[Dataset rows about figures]

⁂

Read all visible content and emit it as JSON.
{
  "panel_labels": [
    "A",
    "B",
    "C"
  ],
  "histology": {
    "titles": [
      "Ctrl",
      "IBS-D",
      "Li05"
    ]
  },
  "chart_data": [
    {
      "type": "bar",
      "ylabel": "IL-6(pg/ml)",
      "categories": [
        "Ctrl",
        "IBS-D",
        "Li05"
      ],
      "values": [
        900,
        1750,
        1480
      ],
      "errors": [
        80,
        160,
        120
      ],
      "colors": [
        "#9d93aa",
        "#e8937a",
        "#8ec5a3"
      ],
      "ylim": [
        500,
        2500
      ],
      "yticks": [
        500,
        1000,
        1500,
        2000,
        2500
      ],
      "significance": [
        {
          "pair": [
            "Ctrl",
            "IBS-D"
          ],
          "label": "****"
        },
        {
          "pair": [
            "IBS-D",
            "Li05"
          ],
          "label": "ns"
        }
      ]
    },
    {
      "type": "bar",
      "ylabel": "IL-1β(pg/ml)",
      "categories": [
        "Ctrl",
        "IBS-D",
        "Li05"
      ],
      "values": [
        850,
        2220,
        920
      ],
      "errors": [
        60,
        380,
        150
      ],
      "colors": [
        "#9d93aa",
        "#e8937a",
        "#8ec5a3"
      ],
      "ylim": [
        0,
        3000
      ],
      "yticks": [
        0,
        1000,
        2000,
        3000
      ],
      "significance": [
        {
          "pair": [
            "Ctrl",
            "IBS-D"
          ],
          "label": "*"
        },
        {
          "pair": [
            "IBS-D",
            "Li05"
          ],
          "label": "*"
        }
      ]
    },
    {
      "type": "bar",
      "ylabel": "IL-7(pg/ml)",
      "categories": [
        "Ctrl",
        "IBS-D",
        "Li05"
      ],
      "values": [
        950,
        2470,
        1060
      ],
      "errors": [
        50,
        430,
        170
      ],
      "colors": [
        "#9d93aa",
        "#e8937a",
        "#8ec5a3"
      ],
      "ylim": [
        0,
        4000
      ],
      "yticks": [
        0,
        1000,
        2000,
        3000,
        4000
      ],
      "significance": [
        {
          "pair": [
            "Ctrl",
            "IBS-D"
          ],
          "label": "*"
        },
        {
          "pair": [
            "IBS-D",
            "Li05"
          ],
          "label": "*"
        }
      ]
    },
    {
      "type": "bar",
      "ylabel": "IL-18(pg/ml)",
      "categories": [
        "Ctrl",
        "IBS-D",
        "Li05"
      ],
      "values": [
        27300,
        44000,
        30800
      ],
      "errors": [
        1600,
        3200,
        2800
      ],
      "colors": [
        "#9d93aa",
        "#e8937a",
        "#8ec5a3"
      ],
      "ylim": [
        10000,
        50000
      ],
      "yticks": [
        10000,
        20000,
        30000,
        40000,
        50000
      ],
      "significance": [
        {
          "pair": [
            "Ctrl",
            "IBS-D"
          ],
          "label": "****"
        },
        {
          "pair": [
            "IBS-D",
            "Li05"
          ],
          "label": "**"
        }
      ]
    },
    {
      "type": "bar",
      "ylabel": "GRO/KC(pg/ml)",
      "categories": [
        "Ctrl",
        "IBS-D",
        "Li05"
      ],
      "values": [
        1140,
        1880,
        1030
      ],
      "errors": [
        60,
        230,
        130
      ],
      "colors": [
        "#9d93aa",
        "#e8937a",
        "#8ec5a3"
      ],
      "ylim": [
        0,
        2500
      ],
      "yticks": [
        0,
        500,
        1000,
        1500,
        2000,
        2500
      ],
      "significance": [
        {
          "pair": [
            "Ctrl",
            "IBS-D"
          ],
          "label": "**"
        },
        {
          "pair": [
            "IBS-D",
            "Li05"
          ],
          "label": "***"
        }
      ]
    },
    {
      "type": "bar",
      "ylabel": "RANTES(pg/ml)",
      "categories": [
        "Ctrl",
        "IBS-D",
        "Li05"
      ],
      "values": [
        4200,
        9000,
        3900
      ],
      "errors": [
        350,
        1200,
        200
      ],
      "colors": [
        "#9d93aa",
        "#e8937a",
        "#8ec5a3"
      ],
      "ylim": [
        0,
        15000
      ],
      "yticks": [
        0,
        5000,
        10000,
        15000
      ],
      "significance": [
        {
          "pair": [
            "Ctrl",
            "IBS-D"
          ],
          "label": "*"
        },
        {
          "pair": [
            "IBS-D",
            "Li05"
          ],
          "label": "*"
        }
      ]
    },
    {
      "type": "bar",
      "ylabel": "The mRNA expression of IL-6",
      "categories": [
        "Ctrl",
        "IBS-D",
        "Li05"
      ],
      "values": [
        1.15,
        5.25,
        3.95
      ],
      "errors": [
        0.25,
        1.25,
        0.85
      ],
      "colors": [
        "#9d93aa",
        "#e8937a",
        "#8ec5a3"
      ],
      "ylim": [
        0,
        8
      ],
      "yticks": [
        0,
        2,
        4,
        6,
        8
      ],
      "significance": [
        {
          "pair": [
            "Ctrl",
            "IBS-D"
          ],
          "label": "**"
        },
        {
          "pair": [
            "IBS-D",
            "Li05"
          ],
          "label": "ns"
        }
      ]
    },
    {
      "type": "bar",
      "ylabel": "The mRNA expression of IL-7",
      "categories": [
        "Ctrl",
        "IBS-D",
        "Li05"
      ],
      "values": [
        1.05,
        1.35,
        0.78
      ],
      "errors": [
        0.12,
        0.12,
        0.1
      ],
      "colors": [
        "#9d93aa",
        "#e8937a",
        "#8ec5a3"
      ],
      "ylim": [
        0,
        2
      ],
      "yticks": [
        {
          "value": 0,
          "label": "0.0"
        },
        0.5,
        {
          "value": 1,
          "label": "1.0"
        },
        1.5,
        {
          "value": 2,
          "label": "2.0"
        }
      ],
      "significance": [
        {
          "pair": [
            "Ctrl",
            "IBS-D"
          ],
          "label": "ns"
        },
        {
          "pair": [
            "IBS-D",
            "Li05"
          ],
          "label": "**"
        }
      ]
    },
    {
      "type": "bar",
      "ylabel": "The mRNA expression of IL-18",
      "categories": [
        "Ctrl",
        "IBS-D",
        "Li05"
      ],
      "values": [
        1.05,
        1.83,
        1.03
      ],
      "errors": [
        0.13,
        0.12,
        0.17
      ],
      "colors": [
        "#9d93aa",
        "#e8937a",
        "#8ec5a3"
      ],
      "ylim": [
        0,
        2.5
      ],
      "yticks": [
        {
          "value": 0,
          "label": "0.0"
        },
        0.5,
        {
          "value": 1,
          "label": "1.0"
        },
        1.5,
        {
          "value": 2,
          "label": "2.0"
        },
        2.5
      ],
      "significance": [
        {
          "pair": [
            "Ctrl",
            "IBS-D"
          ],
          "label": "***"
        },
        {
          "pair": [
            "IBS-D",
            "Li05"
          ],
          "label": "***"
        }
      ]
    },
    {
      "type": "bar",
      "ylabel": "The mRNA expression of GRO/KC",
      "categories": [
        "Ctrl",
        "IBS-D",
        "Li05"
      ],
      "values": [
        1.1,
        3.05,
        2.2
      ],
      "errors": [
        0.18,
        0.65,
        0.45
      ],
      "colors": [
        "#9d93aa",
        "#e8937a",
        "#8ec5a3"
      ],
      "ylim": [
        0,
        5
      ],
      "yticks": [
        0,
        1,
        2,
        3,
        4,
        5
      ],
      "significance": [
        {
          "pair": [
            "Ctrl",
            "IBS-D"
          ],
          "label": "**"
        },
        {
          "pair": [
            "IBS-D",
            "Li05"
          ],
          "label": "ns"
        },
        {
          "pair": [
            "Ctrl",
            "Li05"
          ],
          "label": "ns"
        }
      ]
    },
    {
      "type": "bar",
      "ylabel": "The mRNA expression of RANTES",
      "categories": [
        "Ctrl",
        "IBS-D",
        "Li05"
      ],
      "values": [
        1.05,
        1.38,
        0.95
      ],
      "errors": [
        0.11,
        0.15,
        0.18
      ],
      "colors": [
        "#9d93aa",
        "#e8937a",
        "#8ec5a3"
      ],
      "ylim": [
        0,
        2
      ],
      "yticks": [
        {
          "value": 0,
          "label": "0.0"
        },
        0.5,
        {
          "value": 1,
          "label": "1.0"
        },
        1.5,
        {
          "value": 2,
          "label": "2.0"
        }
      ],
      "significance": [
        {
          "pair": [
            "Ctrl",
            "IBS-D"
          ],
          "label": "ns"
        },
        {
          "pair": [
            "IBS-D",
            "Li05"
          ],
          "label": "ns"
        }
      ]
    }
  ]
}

⁂

## Exercise aim
Copy the lines above that hold the word "mRNA".

## Solution for this task
      "ylabel": "The mRNA expression of IL-6",
      "ylabel": "The mRNA expression of IL-7",
      "ylabel": "The mRNA expression of IL-18",
      "ylabel": "The mRNA expression of GRO/KC",
      "ylabel": "The mRNA expression of RANTES",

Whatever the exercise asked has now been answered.